* **Directions for this task**: Copy the items below word for word, from the very first line through the line holding "cell-value: 68 — [497, 129, 572, 148]", including both ends.

* **Provided records**:
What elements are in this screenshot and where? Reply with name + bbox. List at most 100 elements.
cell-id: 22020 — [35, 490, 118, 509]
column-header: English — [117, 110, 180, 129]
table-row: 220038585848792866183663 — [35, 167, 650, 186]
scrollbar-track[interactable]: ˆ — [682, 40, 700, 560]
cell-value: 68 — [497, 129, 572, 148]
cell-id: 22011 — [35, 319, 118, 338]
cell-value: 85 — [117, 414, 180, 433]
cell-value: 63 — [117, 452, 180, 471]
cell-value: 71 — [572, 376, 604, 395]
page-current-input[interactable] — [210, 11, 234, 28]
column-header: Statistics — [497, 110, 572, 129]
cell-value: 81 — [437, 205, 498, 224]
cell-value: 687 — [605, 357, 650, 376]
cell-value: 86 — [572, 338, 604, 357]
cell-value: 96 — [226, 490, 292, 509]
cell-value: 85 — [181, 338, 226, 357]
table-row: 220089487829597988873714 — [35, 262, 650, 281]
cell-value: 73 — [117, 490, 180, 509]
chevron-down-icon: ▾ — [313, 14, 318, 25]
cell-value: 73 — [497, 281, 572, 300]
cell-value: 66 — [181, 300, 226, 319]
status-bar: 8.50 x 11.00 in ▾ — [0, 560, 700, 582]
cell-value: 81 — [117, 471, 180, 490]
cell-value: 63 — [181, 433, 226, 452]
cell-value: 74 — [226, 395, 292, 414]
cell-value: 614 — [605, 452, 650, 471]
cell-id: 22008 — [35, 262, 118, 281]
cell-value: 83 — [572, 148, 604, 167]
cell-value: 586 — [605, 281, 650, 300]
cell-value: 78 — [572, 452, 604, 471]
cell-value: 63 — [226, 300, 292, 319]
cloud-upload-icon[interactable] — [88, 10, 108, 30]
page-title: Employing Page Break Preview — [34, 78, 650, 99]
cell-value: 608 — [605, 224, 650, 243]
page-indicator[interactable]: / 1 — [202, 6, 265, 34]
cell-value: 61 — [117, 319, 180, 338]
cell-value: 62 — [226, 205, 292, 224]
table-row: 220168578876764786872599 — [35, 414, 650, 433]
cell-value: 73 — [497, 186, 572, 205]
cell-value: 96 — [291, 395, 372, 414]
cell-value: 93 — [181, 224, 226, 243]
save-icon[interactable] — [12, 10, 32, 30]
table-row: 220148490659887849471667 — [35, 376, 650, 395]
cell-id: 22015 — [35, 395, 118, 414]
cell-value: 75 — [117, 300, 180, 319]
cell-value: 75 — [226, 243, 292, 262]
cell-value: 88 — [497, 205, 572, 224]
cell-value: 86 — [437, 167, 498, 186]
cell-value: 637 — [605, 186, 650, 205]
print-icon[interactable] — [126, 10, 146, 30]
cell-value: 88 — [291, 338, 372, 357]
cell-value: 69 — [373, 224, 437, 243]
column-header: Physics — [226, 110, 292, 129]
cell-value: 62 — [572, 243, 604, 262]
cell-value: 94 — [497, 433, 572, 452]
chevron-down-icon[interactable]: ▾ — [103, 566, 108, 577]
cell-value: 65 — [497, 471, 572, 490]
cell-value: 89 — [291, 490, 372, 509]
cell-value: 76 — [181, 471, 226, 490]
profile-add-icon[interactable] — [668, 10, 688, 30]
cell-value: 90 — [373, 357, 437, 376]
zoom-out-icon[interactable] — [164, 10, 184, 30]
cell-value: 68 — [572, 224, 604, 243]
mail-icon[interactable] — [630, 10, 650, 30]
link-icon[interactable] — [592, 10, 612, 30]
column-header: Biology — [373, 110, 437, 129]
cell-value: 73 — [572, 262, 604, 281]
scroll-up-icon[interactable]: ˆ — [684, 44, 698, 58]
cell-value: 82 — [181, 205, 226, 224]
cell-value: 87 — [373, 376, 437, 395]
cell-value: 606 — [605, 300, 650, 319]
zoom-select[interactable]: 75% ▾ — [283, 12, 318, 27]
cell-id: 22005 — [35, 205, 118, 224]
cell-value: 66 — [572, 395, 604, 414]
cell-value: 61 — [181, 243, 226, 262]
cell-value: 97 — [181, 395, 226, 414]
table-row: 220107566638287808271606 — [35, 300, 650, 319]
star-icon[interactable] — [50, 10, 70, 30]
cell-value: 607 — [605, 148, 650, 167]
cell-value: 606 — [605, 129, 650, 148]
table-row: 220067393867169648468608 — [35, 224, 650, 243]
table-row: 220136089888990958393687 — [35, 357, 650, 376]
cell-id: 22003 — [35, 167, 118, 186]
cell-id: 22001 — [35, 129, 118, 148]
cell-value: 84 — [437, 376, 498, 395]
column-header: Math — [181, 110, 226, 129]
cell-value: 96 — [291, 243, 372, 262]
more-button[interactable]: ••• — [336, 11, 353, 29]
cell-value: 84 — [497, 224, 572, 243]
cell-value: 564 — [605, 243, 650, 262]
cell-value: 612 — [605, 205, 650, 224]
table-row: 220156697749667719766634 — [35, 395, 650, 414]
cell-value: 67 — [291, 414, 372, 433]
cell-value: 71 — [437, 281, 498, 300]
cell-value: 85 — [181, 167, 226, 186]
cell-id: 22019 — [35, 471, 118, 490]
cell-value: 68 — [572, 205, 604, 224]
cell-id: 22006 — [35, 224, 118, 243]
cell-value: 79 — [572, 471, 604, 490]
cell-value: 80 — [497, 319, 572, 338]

* **Task output**:
What elements are in this screenshot and where? Reply with name + bbox. List at most 100 elements.
cell-id: 22020 — [35, 490, 118, 509]
column-header: English — [117, 110, 180, 129]
table-row: 220038585848792866183663 — [35, 167, 650, 186]
scrollbar-track[interactable]: ˆ — [682, 40, 700, 560]
cell-value: 68 — [497, 129, 572, 148]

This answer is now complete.